— Instruction —
Give back the full listing verbatim, apart from its images.

— Input data —
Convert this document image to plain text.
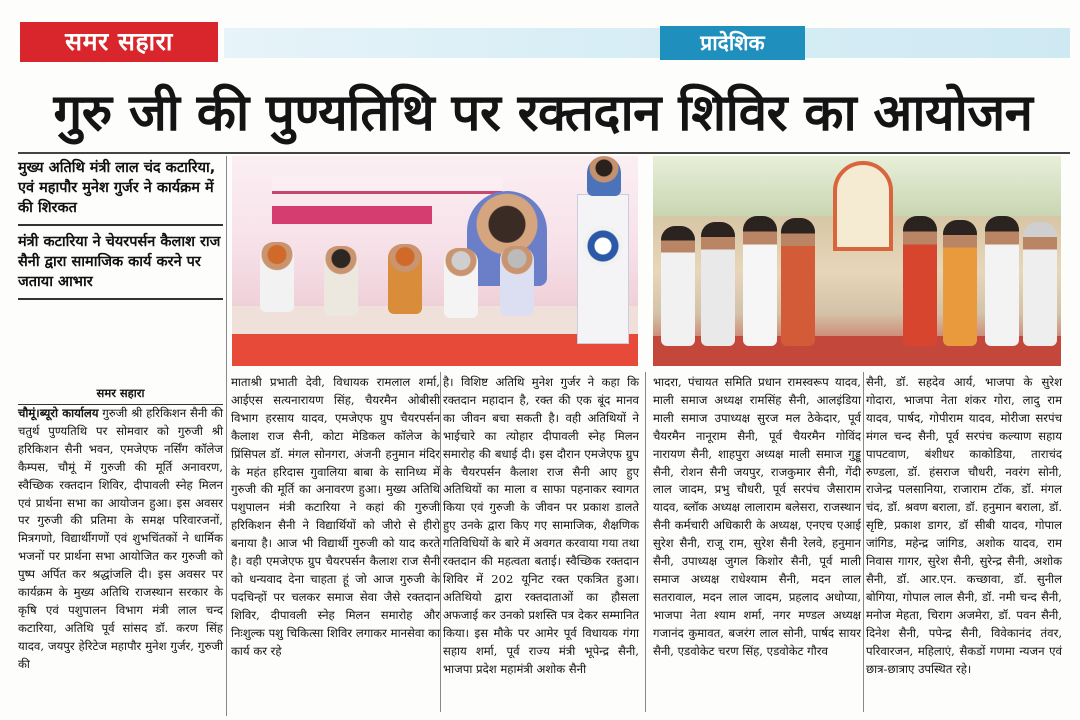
समर सहारा	प्रादेशिक
गुरु जी की पुण्यतिथि पर रक्तदान शिविर का आयोजन
मुख्य अतिथि मंत्री लाल चंद कटारिया, एवं महापौर मुनेश गुर्जर ने कार्यक्रम में की शिरकत
मंत्री कटारिया ने चेयरपर्सन कैलाश राज सैनी द्वारा सामाजिक कार्य करने पर जताया आभार
समर सहारा
चौमूं।ब्यूरो कार्यालय गुरुजी श्री हरिकिशन सैनी की चतुर्थ पुण्यतिथि पर सोमवार को गुरुजी श्री हरिकिशन सैनी भवन, एमजेएफ नर्सिंग कॉलेज कैम्पस, चौमूं में गुरुजी की मूर्ति अनावरण, स्वैच्छिक रक्तदान शिविर, दीपावली स्नेह मिलन एवं प्रार्थना सभा का आयोजन हुआ। इस अवसर पर गुरुजी की प्रतिमा के समक्ष परिवारजनों, मित्रगणो, विद्यार्थीगणों एवं शुभचिंतकों ने धार्मिक भजनों पर प्रार्थना सभा आयोजित कर गुरुजी को पुष्प अर्पित कर श्रद्धांजलि दी। इस अवसर पर कार्यक्रम के मुख्य अतिथि राजस्थान सरकार के कृषि एवं पशुपालन विभाग मंत्री लाल चन्द कटारिया, अतिथि पूर्व सांसद डॉ. करण सिंह यादव, जयपुर हेरिटेज महापौर मुनेश गुर्जर, गुरुजी की
माताश्री प्रभाती देवी, विधायक रामलाल शर्मा, आईएस सत्यनारायण सिंह, चैयरमैन ओबीसी विभाग हरसाय यादव, एमजेएफ ग्रुप चैयरपर्सन कैलाश राज सैनी, कोटा मेडिकल कॉलेज के प्रिंसिपल डॉ. मंगल सोनगरा, अंजनी हनुमान मंदिर के महंत हरिदास गुवालिया बाबा के सानिध्य में गुरुजी की मूर्ति का अनावरण हुआ। मुख्य अतिथि पशुपालन मंत्री कटारिया ने कहां की गुरुजी हरिकिशन सैनी ने विद्यार्थियों को जीरो से हीरो बनाया है। आज भी विद्यार्थी गुरुजी को याद करते है। वही एमजेएफ ग्रुप चैयरपर्सन कैलाश राज सैनी को धन्यवाद देना चाहता हूं जो आज गुरुजी के पदचिन्हों पर चलकर समाज सेवा जैसे रक्तदान शिविर, दीपावली स्नेह मिलन समारोह और निःशुल्क पशु चिकित्सा शिविर लगाकर मानसेवा का कार्य कर रहे
है। विशिष्ट अतिथि मुनेश गुर्जर ने कहा कि रक्तदान महादान है, रक्त की एक बूंद मानव का जीवन बचा सकती है। वही अतिथियों ने भाईचारे का त्योहार दीपावली स्नेह मिलन समारोह की बधाई दी। इस दौरान एमजेएफ ग्रुप के चैयरपर्सन कैलाश राज सैनी आए हुए अतिथियों का माला व साफा पहनाकर स्वागत किया एवं गुरुजी के जीवन पर प्रकाश डालते हुए उनके द्वारा किए गए सामाजिक, शैक्षणिक गतिविधियों के बारे में अवगत करवाया गया तथा रक्तदान की महत्वता बताई। स्वैच्छिक रक्तदान शिविर में 202 यूनिट रक्त एकत्रित हुआ। अतिथियो द्वारा रक्तदाताओं का हौसला अफजाई कर उनको प्रशस्ति पत्र देकर सम्मानित किया। इस मौके पर आमेर पूर्व विधायक गंगा सहाय शर्मा, पूर्व राज्य मंत्री भूपेन्द्र सैनी, भाजपा प्रदेश महामंत्री अशोक सैनी
भादरा, पंचायत समिति प्रधान रामस्वरूप यादव, माली समाज अध्यक्ष रामसिंह सैनी, आलइंडिया माली समाज उपाध्यक्ष सुरज मल ठेकेदार, पूर्व चैयरमैन नानूराम सैनी, पूर्व चैयरमैन गोविंद नारायण सैनी, शाहपुरा अध्यक्ष माली समाज गुड्डू सैनी, रोशन सैनी जयपुर, राजकुमार सैनी, गेंदी लाल जादम, प्रभु चौधरी, पूर्व सरपंच जैसाराम यादव, ब्लॉक अध्यक्ष लालाराम बलेसरा, राजस्थान सैनी कर्मचारी अधिकारी के अध्यक्ष, एनएच एआई सुरेश सैनी, राजू राम, सुरेश सैनी रेलवे, हनुमान सैनी, उपाध्यक्ष जुगल किशोर सैनी, पूर्व माली समाज अध्यक्ष राधेश्याम सैनी, मदन लाल सतरावाल, मदन लाल जादम, प्रहलाद अधोप्या, भाजपा नेता श्याम शर्मा, नगर मण्डल अध्यक्ष गजानंद कुमावत, बजरंग लाल सोनी, पार्षद सायर सैनी, एडवोकेट चरण सिंह, एडवोकेट गौरव
सैनी, डॉ. सहदेव आर्य, भाजपा के सुरेश गोदारा, भाजपा नेता शंकर गोरा, लादु राम यादव, पार्षद, गोपीराम यादव, मोरीजा सरपंच मंगल चन्द सैनी, पूर्व सरपंच कल्याण सहाय पापटवाण, बंशीधर काकोडिया, ताराचंद रुण्डला, डॉ. हंसराज चौधरी, नवरंग सोनी, राजेन्द्र पलसानिया, राजाराम टॉक, डॉ. मंगल चंद, डॉ. श्रवण बराला, डॉ. हनुमान बराला, डॉ. सृष्टि, प्रकाश डागर, डॉ सीबी यादव, गोपाल जांगिड, महेन्द्र जांगिड, अशोक यादव, राम निवास गागर, सुरेश सैनी, सुरेन्द्र सैनी, अशोक सैनी, डॉ. आर.एन. कच्छावा, डॉ. सुनील बोगिया, गोपाल लाल सैनी, डॉ. नमी चन्द सैनी, मनोज मेहता, चिराग अजमेरा, डॉ. पवन सैनी, दिनेश सैनी, पपेन्द्र सैनी, विवेकानंद तंवर, परिवारजन, महिलाएं, सैकडों गणमा न्यजन एवं छात्र-छात्राए उपस्थित रहे।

— Correct answer —
Convert this document image to plain text.
समर सहारा	प्रादेशिक
गुरु जी की पुण्यतिथि पर रक्तदान शिविर का आयोजन
मुख्य अतिथि मंत्री लाल चंद कटारिया, एवं महापौर मुनेश गुर्जर ने कार्यक्रम में की शिरकत
मंत्री कटारिया ने चेयरपर्सन कैलाश राज सैनी द्वारा सामाजिक कार्य करने पर जताया आभार
समर सहारा
चौमूं।ब्यूरो कार्यालय गुरुजी श्री हरिकिशन सैनी की चतुर्थ पुण्यतिथि पर सोमवार को गुरुजी श्री हरिकिशन सैनी भवन, एमजेएफ नर्सिंग कॉलेज कैम्पस, चौमूं में गुरुजी की मूर्ति अनावरण, स्वैच्छिक रक्तदान शिविर, दीपावली स्नेह मिलन एवं प्रार्थना सभा का आयोजन हुआ। इस अवसर पर गुरुजी की प्रतिमा के समक्ष परिवारजनों, मित्रगणो, विद्यार्थीगणों एवं शुभचिंतकों ने धार्मिक भजनों पर प्रार्थना सभा आयोजित कर गुरुजी को पुष्प अर्पित कर श्रद्धांजलि दी। इस अवसर पर कार्यक्रम के मुख्य अतिथि राजस्थान सरकार के कृषि एवं पशुपालन विभाग मंत्री लाल चन्द कटारिया, अतिथि पूर्व सांसद डॉ. करण सिंह यादव, जयपुर हेरिटेज महापौर मुनेश गुर्जर, गुरुजी की
माताश्री प्रभाती देवी, विधायक रामलाल शर्मा, आईएस सत्यनारायण सिंह, चैयरमैन ओबीसी विभाग हरसाय यादव, एमजेएफ ग्रुप चैयरपर्सन कैलाश राज सैनी, कोटा मेडिकल कॉलेज के प्रिंसिपल डॉ. मंगल सोनगरा, अंजनी हनुमान मंदिर के महंत हरिदास गुवालिया बाबा के सानिध्य में गुरुजी की मूर्ति का अनावरण हुआ। मुख्य अतिथि पशुपालन मंत्री कटारिया ने कहां की गुरुजी हरिकिशन सैनी ने विद्यार्थियों को जीरो से हीरो बनाया है। आज भी विद्यार्थी गुरुजी को याद करते है। वही एमजेएफ ग्रुप चैयरपर्सन कैलाश राज सैनी को धन्यवाद देना चाहता हूं जो आज गुरुजी के पदचिन्हों पर चलकर समाज सेवा जैसे रक्तदान शिविर, दीपावली स्नेह मिलन समारोह और निःशुल्क पशु चिकित्सा शिविर लगाकर मानसेवा का कार्य कर रहे
है। विशिष्ट अतिथि मुनेश गुर्जर ने कहा कि रक्तदान महादान है, रक्त की एक बूंद मानव का जीवन बचा सकती है। वही अतिथियों ने भाईचारे का त्योहार दीपावली स्नेह मिलन समारोह की बधाई दी। इस दौरान एमजेएफ ग्रुप के चैयरपर्सन कैलाश राज सैनी आए हुए अतिथियों का माला व साफा पहनाकर स्वागत किया एवं गुरुजी के जीवन पर प्रकाश डालते हुए उनके द्वारा किए गए सामाजिक, शैक्षणिक गतिविधियों के बारे में अवगत करवाया गया तथा रक्तदान की महत्वता बताई। स्वैच्छिक रक्तदान शिविर में 202 यूनिट रक्त एकत्रित हुआ। अतिथियो द्वारा रक्तदाताओं का हौसला अफजाई कर उनको प्रशस्ति पत्र देकर सम्मानित किया। इस मौके पर आमेर पूर्व विधायक गंगा सहाय शर्मा, पूर्व राज्य मंत्री भूपेन्द्र सैनी, भाजपा प्रदेश महामंत्री अशोक सैनी
भादरा, पंचायत समिति प्रधान रामस्वरूप यादव, माली समाज अध्यक्ष रामसिंह सैनी, आलइंडिया माली समाज उपाध्यक्ष सुरज मल ठेकेदार, पूर्व चैयरमैन नानूराम सैनी, पूर्व चैयरमैन गोविंद नारायण सैनी, शाहपुरा अध्यक्ष माली समाज गुड्डू सैनी, रोशन सैनी जयपुर, राजकुमार सैनी, गेंदी लाल जादम, प्रभु चौधरी, पूर्व सरपंच जैसाराम यादव, ब्लॉक अध्यक्ष लालाराम बलेसरा, राजस्थान सैनी कर्मचारी अधिकारी के अध्यक्ष, एनएच एआई सुरेश सैनी, राजू राम, सुरेश सैनी रेलवे, हनुमान सैनी, उपाध्यक्ष जुगल किशोर सैनी, पूर्व माली समाज अध्यक्ष राधेश्याम सैनी, मदन लाल सतरावाल, मदन लाल जादम, प्रहलाद अधोप्या, भाजपा नेता श्याम शर्मा, नगर मण्डल अध्यक्ष गजानंद कुमावत, बजरंग लाल सोनी, पार्षद सायर सैनी, एडवोकेट चरण सिंह, एडवोकेट गौरव
सैनी, डॉ. सहदेव आर्य, भाजपा के सुरेश गोदारा, भाजपा नेता शंकर गोरा, लादु राम यादव, पार्षद, गोपीराम यादव, मोरीजा सरपंच मंगल चन्द सैनी, पूर्व सरपंच कल्याण सहाय पापटवाण, बंशीधर काकोडिया, ताराचंद रुण्डला, डॉ. हंसराज चौधरी, नवरंग सोनी, राजेन्द्र पलसानिया, राजाराम टॉक, डॉ. मंगल चंद, डॉ. श्रवण बराला, डॉ. हनुमान बराला, डॉ. सृष्टि, प्रकाश डागर, डॉ सीबी यादव, गोपाल जांगिड, महेन्द्र जांगिड, अशोक यादव, राम निवास गागर, सुरेश सैनी, सुरेन्द्र सैनी, अशोक सैनी, डॉ. आर.एन. कच्छावा, डॉ. सुनील बोगिया, गोपाल लाल सैनी, डॉ. नमी चन्द सैनी, मनोज मेहता, चिराग अजमेरा, डॉ. पवन सैनी, दिनेश सैनी, पपेन्द्र सैनी, विवेकानंद तंवर, परिवारजन, महिलाएं, सैकडों गणमा न्यजन एवं छात्र-छात्राए उपस्थित रहे।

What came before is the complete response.